• OBJECTIVE
All the data below goes into the copy word for word, but the pictures don't.

[Data entries]

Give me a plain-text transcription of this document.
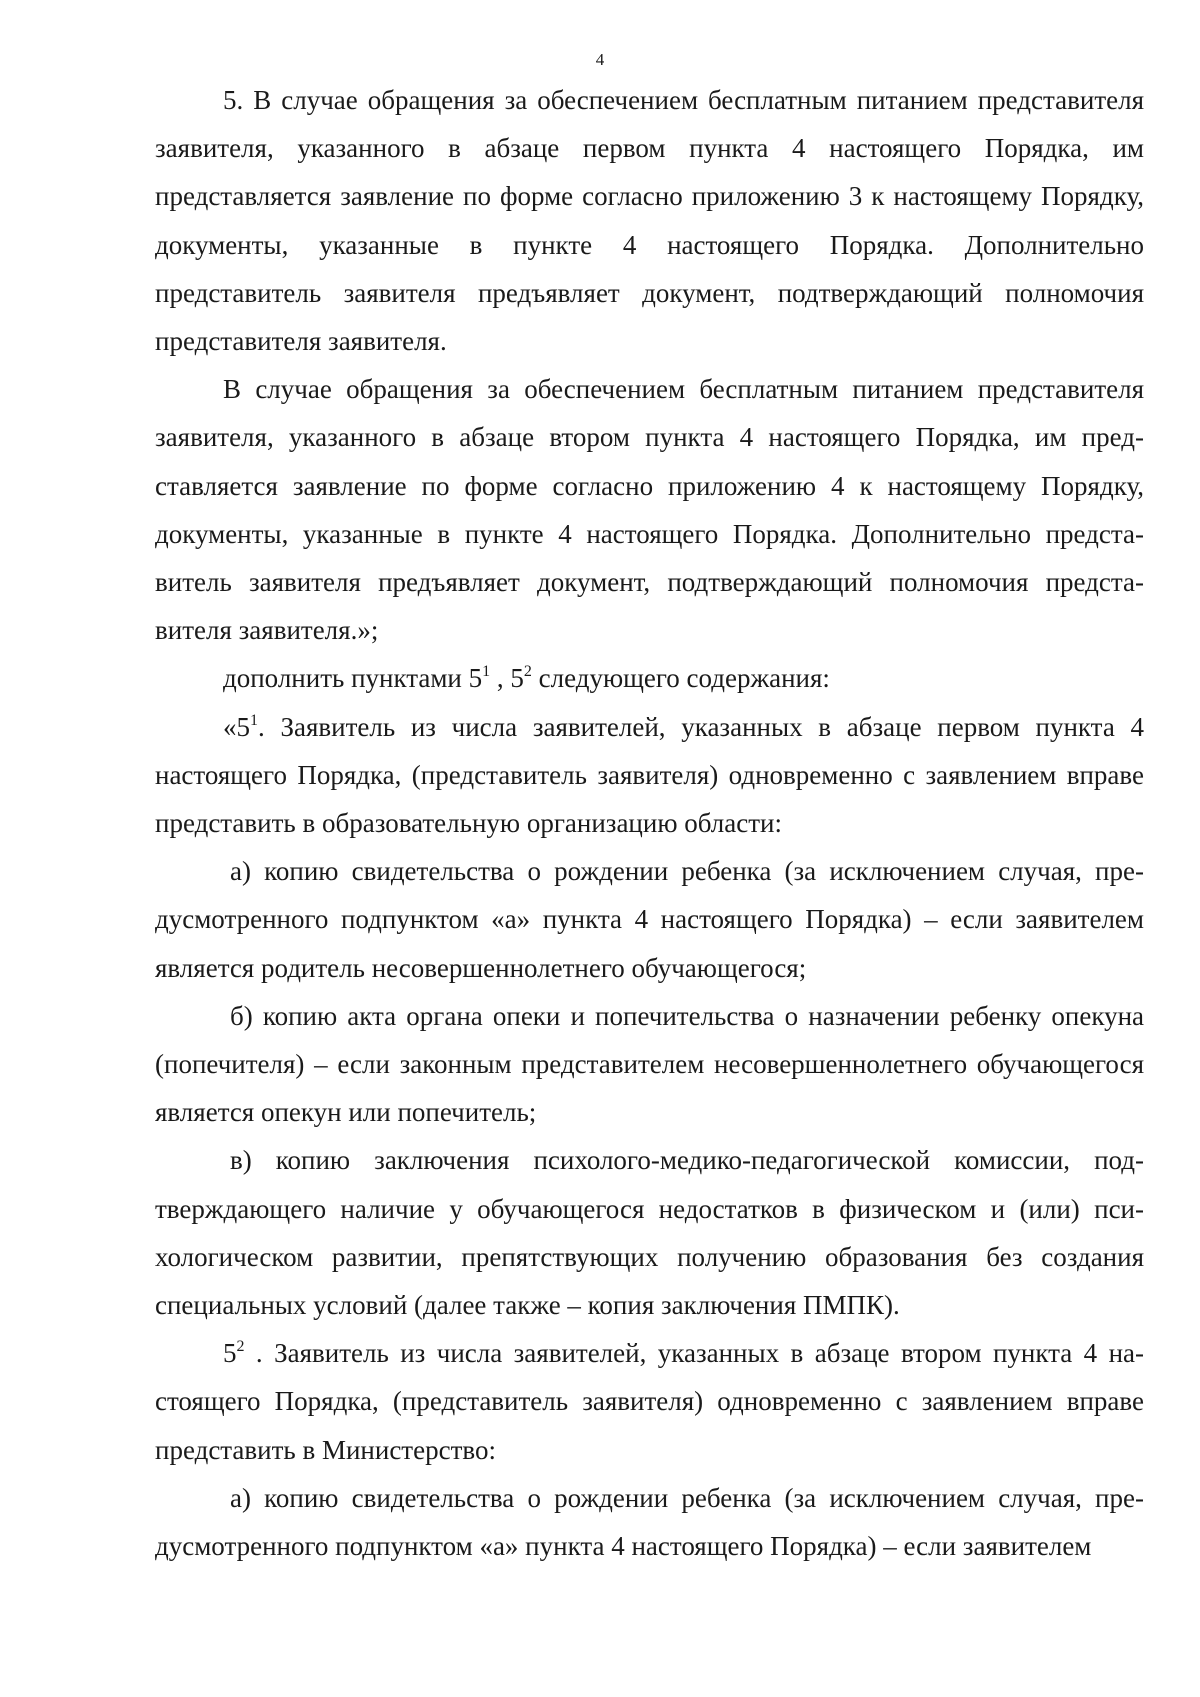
4

5. В случае обращения за обеспечением бесплатным питанием представителя заявителя, указанного в абзаце первом пункта 4 настоящего Порядка, им представляется заявление по форме согласно приложению 3 к настоящему Порядку, документы, указанные в пункте 4 настоящего Порядка. Дополнительно представитель заявителя предъявляет документ, подтверждающий полномочия представителя заявителя.

В случае обращения за обеспечением бесплатным питанием представителя заявителя, указанного в абзаце втором пункта 4 настоящего Порядка, им представляется заявление по форме согласно приложению 4 к настоящему Порядку, документы, указанные в пункте 4 настоящего Порядка. Дополнительно представитель заявителя предъявляет документ, подтверждающий полномочия представителя заявителя.»;

дополнить пунктами $5^1$ , $5^2$ следующего содержания:

«$5^1$. Заявитель из числа заявителей, указанных в абзаце первом пункта 4 настоящего Порядка, (представитель заявителя) одновременно с заявлением вправе представить в образовательную организацию области:

а) копию свидетельства о рождении ребенка (за исключением случая, предусмотренного подпунктом «а» пункта 4 настоящего Порядка) – если заявителем является родитель несовершеннолетнего обучающегося;

б) копию акта органа опеки и попечительства о назначении ребенку опекуна (попечителя) – если законным представителем несовершеннолетнего обучающегося является опекун или попечитель;

в) копию заключения психолого-медико-педагогической комиссии, подтверждающего наличие у обучающегося недостатков в физическом и (или) психологическом развитии, препятствующих получению образования без создания специальных условий (далее также – копия заключения ПМПК).

$5^2$ . Заявитель из числа заявителей, указанных в абзаце втором пункта 4 настоящего Порядка, (представитель заявителя) одновременно с заявлением вправе представить в Министерство:

а) копию свидетельства о рождении ребенка (за исключением случая, предусмотренного подпунктом «а» пункта 4 настоящего Порядка) – если заявителем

• FINAL RESULT
Give me a plain-text transcription of this document.
4

5. В случае обращения за обеспечением бесплатным питанием представителя заявителя, указанного в абзаце первом пункта 4 настоящего Порядка, им представляется заявление по форме согласно приложению 3 к настоящему Порядку, документы, указанные в пункте 4 настоящего Порядка. Дополнительно представитель заявителя предъявляет документ, подтверждающий полномочия представителя заявителя.

В случае обращения за обеспечением бесплатным питанием представителя заявителя, указанного в абзаце втором пункта 4 настоящего Порядка, им представляется заявление по форме согласно приложению 4 к настоящему Порядку, документы, указанные в пункте 4 настоящего Порядка. Дополнительно представитель заявителя предъявляет документ, подтверждающий полномочия представителя заявителя.»;

дополнить пунктами $5^1$ , $5^2$ следующего содержания:

«$5^1$. Заявитель из числа заявителей, указанных в абзаце первом пункта 4 настоящего Порядка, (представитель заявителя) одновременно с заявлением вправе представить в образовательную организацию области:

а) копию свидетельства о рождении ребенка (за исключением случая, предусмотренного подпунктом «а» пункта 4 настоящего Порядка) – если заявителем является родитель несовершеннолетнего обучающегося;

б) копию акта органа опеки и попечительства о назначении ребенку опекуна (попечителя) – если законным представителем несовершеннолетнего обучающегося является опекун или попечитель;

в) копию заключения психолого-медико-педагогической комиссии, подтверждающего наличие у обучающегося недостатков в физическом и (или) психологическом развитии, препятствующих получению образования без создания специальных условий (далее также – копия заключения ПМПК).

$5^2$ . Заявитель из числа заявителей, указанных в абзаце втором пункта 4 настоящего Порядка, (представитель заявителя) одновременно с заявлением вправе представить в Министерство:

а) копию свидетельства о рождении ребенка (за исключением случая, предусмотренного подпунктом «а» пункта 4 настоящего Порядка) – если заявителем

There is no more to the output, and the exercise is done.